Stored dataset items:
START
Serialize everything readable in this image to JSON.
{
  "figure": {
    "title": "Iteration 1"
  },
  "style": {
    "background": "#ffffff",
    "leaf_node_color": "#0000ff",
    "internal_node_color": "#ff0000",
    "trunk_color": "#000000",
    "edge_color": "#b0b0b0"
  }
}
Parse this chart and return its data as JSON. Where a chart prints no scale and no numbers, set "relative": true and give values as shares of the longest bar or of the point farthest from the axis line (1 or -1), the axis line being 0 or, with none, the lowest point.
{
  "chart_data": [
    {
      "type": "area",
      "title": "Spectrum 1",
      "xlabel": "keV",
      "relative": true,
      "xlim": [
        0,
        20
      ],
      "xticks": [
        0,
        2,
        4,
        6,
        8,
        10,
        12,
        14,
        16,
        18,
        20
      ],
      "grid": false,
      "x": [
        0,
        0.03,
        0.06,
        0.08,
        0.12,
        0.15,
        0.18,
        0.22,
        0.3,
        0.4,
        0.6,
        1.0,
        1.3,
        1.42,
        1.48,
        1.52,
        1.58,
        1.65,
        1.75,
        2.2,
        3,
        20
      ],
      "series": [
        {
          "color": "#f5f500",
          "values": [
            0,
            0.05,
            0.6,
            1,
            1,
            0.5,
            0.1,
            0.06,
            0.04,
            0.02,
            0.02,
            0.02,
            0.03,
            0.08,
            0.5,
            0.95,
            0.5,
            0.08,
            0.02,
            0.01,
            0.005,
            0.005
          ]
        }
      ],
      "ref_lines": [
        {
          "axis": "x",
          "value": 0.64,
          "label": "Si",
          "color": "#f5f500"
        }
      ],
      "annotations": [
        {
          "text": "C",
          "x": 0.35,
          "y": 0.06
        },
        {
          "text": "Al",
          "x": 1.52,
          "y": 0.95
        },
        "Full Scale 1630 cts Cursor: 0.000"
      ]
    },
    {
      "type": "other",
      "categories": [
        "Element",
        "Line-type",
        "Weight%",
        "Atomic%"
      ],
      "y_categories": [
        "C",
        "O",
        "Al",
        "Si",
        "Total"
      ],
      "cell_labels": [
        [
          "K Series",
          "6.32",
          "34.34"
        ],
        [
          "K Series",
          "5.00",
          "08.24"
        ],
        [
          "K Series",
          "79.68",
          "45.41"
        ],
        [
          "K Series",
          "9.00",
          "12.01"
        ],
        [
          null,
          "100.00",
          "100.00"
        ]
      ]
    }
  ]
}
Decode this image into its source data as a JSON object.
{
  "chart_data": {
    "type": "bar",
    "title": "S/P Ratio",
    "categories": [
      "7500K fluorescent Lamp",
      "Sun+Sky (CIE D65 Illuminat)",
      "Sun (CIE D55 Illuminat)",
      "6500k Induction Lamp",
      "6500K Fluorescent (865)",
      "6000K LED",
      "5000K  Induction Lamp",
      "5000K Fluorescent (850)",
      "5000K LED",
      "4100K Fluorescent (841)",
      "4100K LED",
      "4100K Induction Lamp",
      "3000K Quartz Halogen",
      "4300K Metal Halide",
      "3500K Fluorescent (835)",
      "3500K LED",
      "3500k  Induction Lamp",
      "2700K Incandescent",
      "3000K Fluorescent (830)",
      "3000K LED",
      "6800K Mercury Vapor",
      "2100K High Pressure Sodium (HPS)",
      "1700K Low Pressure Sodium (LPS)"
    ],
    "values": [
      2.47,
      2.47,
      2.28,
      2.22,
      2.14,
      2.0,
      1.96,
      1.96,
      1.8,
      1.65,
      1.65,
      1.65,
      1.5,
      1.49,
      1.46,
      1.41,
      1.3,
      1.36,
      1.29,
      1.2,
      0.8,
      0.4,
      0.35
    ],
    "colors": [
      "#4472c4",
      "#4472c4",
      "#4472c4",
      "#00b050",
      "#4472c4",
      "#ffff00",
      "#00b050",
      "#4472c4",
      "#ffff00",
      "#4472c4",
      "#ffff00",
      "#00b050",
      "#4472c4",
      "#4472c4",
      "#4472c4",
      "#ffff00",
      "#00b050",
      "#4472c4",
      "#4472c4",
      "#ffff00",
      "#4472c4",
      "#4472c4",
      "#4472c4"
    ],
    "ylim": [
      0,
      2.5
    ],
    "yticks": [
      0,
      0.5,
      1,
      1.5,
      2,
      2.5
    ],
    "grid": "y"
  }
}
END
### Written task
Report how many lines of the records above contain the word "axis", giving only the number.

### Task output
2